Exercise: Return all of the data exactly as given.

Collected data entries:
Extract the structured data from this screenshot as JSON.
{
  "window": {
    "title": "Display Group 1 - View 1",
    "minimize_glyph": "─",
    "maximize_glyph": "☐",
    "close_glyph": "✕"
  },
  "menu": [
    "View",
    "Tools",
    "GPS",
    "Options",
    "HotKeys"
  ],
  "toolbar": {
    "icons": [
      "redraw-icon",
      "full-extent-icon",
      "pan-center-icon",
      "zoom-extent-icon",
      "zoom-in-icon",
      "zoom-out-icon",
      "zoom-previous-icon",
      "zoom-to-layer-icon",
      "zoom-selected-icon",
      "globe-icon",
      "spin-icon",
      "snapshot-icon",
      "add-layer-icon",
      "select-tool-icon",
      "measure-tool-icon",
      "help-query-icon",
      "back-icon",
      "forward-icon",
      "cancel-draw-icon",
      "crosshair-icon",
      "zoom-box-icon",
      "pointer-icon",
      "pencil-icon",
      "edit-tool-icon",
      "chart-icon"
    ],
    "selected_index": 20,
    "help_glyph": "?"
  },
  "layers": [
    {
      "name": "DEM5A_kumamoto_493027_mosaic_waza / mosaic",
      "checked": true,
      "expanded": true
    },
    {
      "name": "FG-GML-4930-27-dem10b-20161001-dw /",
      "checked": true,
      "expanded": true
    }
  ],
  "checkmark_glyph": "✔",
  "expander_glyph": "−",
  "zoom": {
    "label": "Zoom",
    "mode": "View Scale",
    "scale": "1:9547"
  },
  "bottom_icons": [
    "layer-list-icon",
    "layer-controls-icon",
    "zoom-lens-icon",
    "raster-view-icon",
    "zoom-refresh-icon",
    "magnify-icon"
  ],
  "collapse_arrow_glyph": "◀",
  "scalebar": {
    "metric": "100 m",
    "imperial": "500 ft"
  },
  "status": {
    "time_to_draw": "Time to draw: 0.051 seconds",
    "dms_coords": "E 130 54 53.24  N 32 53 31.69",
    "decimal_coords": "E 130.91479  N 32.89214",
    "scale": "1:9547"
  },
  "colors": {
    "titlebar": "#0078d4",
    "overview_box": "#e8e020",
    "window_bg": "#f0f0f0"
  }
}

Written reply:
Extract the structured data from this screenshot as JSON.
{
  "window": {
    "title": "Display Group 1 - View 1",
    "minimize_glyph": "─",
    "maximize_glyph": "☐",
    "close_glyph": "✕"
  },
  "menu": [
    "View",
    "Tools",
    "GPS",
    "Options",
    "HotKeys"
  ],
  "toolbar": {
    "icons": [
      "redraw-icon",
      "full-extent-icon",
      "pan-center-icon",
      "zoom-extent-icon",
      "zoom-in-icon",
      "zoom-out-icon",
      "zoom-previous-icon",
      "zoom-to-layer-icon",
      "zoom-selected-icon",
      "globe-icon",
      "spin-icon",
      "snapshot-icon",
      "add-layer-icon",
      "select-tool-icon",
      "measure-tool-icon",
      "help-query-icon",
      "back-icon",
      "forward-icon",
      "cancel-draw-icon",
      "crosshair-icon",
      "zoom-box-icon",
      "pointer-icon",
      "pencil-icon",
      "edit-tool-icon",
      "chart-icon"
    ],
    "selected_index": 20,
    "help_glyph": "?"
  },
  "layers": [
    {
      "name": "DEM5A_kumamoto_493027_mosaic_waza / mosaic",
      "checked": true,
      "expanded": true
    },
    {
      "name": "FG-GML-4930-27-dem10b-20161001-dw /",
      "checked": true,
      "expanded": true
    }
  ],
  "checkmark_glyph": "✔",
  "expander_glyph": "−",
  "zoom": {
    "label": "Zoom",
    "mode": "View Scale",
    "scale": "1:9547"
  },
  "bottom_icons": [
    "layer-list-icon",
    "layer-controls-icon",
    "zoom-lens-icon",
    "raster-view-icon",
    "zoom-refresh-icon",
    "magnify-icon"
  ],
  "collapse_arrow_glyph": "◀",
  "scalebar": {
    "metric": "100 m",
    "imperial": "500 ft"
  },
  "status": {
    "time_to_draw": "Time to draw: 0.051 seconds",
    "dms_coords": "E 130 54 53.24  N 32 53 31.69",
    "decimal_coords": "E 130.91479  N 32.89214",
    "scale": "1:9547"
  },
  "colors": {
    "titlebar": "#0078d4",
    "overview_box": "#e8e020",
    "window_bg": "#f0f0f0"
  }
}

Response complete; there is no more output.